━━ Stored data

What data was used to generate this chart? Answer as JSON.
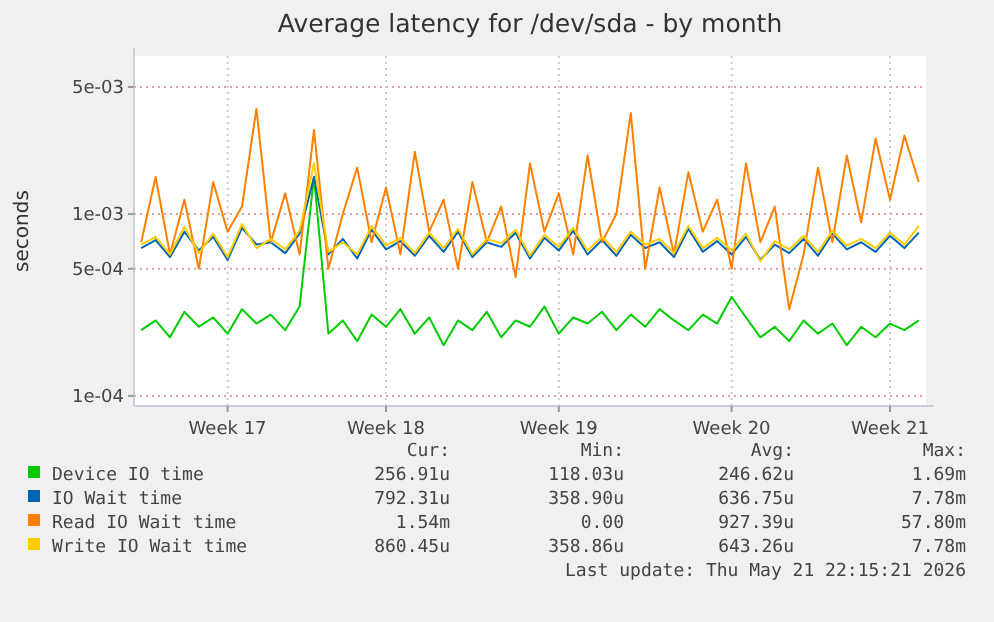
{
  "chart_data": {
    "type": "line",
    "title": "Average latency for /dev/sda - by month",
    "ylabel": "seconds",
    "log": "y",
    "grid": true,
    "legend": "bottom",
    "marker": "none",
    "line_style": "solid",
    "categories": [
      null,
      null,
      null,
      null,
      null,
      null,
      "Week 17",
      null,
      null,
      null,
      null,
      null,
      null,
      null,
      null,
      null,
      null,
      "Week 18",
      null,
      null,
      null,
      null,
      null,
      null,
      null,
      null,
      null,
      null,
      null,
      "Week 19",
      null,
      null,
      null,
      null,
      null,
      null,
      null,
      null,
      null,
      null,
      null,
      "Week 20",
      null,
      null,
      null,
      null,
      null,
      null,
      null,
      null,
      null,
      null,
      "Week 21",
      null,
      null
    ],
    "ylim": [
      8.8e-05,
      0.0074
    ],
    "yticks": [
      {
        "value": 0.0001,
        "label": "1e-04"
      },
      {
        "value": 0.0005,
        "label": "5e-04"
      },
      {
        "value": 0.001,
        "label": "1e-03"
      },
      {
        "value": 0.005,
        "label": "5e-03"
      }
    ],
    "series": [
      {
        "name": "Device IO time",
        "color": "#00cc00",
        "values": [
          0.00023,
          0.00026,
          0.00021,
          0.00029,
          0.00024,
          0.00027,
          0.00022,
          0.0003,
          0.00025,
          0.00028,
          0.00023,
          0.00031,
          0.0016,
          0.00022,
          0.00026,
          0.0002,
          0.00028,
          0.00024,
          0.0003,
          0.00022,
          0.00027,
          0.00019,
          0.00026,
          0.00023,
          0.00029,
          0.00021,
          0.00026,
          0.00024,
          0.00031,
          0.00022,
          0.00027,
          0.00025,
          0.00029,
          0.00023,
          0.00028,
          0.00024,
          0.0003,
          0.00026,
          0.00023,
          0.00028,
          0.00025,
          0.00035,
          0.00027,
          0.00021,
          0.00024,
          0.0002,
          0.00026,
          0.00022,
          0.00025,
          0.00019,
          0.00024,
          0.00021,
          0.00025,
          0.00023,
          0.00026
        ]
      },
      {
        "name": "IO Wait time",
        "color": "#0066b3",
        "values": [
          0.00065,
          0.00072,
          0.00058,
          0.0008,
          0.00063,
          0.00075,
          0.00056,
          0.00084,
          0.00068,
          0.0007,
          0.00061,
          0.00078,
          0.0016,
          0.0006,
          0.00073,
          0.00057,
          0.00082,
          0.00064,
          0.00071,
          0.00059,
          0.00076,
          0.00062,
          0.0008,
          0.00058,
          0.0007,
          0.00066,
          0.00079,
          0.00057,
          0.00074,
          0.00063,
          0.00081,
          0.0006,
          0.00072,
          0.00059,
          0.00077,
          0.00065,
          0.0007,
          0.00058,
          0.00083,
          0.00062,
          0.00071,
          0.0006,
          0.00075,
          0.00056,
          0.00068,
          0.00061,
          0.00073,
          0.00059,
          0.00078,
          0.00064,
          0.0007,
          0.00062,
          0.00076,
          0.00065,
          0.00079
        ]
      },
      {
        "name": "Read IO Wait time",
        "color": "#ff8000",
        "values": [
          0.0007,
          0.0016,
          0.0006,
          0.0012,
          0.0005,
          0.0015,
          0.0008,
          0.0011,
          0.0038,
          0.0007,
          0.0013,
          0.0006,
          0.0029,
          0.0005,
          0.001,
          0.0018,
          0.0007,
          0.0014,
          0.0006,
          0.0022,
          0.0008,
          0.0012,
          0.0005,
          0.0015,
          0.0007,
          0.0011,
          0.00045,
          0.0019,
          0.0008,
          0.0013,
          0.0006,
          0.0021,
          0.0007,
          0.001,
          0.0036,
          0.0005,
          0.0014,
          0.0006,
          0.0017,
          0.0008,
          0.0012,
          0.0005,
          0.0019,
          0.0007,
          0.0011,
          0.0003,
          0.0006,
          0.0018,
          0.0007,
          0.0021,
          0.0009,
          0.0026,
          0.0012,
          0.0027,
          0.0015
        ]
      },
      {
        "name": "Write IO Wait time",
        "color": "#ffcc00",
        "values": [
          0.00068,
          0.00075,
          0.0006,
          0.00085,
          0.00061,
          0.00078,
          0.00058,
          0.00088,
          0.00065,
          0.00073,
          0.00064,
          0.00081,
          0.0019,
          0.00062,
          0.0007,
          0.0006,
          0.00086,
          0.00067,
          0.00074,
          0.00061,
          0.00079,
          0.00065,
          0.00083,
          0.0006,
          0.00073,
          0.00069,
          0.00082,
          0.00059,
          0.00077,
          0.00066,
          0.00084,
          0.00063,
          0.00075,
          0.00062,
          0.0008,
          0.00068,
          0.00073,
          0.00061,
          0.00086,
          0.00065,
          0.00074,
          0.00063,
          0.00078,
          0.00055,
          0.00071,
          0.00064,
          0.00076,
          0.00062,
          0.00081,
          0.00067,
          0.00073,
          0.00065,
          0.00079,
          0.00068,
          0.00086
        ]
      }
    ],
    "annotations": [
      "Cur:",
      "Min:",
      "Avg:",
      "Max:",
      "256.91u",
      "118.03u",
      "246.62u",
      "1.69m",
      "792.31u",
      "358.90u",
      "636.75u",
      "7.78m",
      "1.54m",
      "0.00",
      "927.39u",
      "57.80m",
      "860.45u",
      "358.86u",
      "643.26u",
      "7.78m",
      "Last update: Thu May 21 22:15:21 2026"
    ]
  }
}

━━━━

Goal: Using the listing above, pull out all lines that hold the word "Week".

Task result:
      "Week 17",
      "Week 18",
      "Week 19",
      "Week 20",
      "Week 21",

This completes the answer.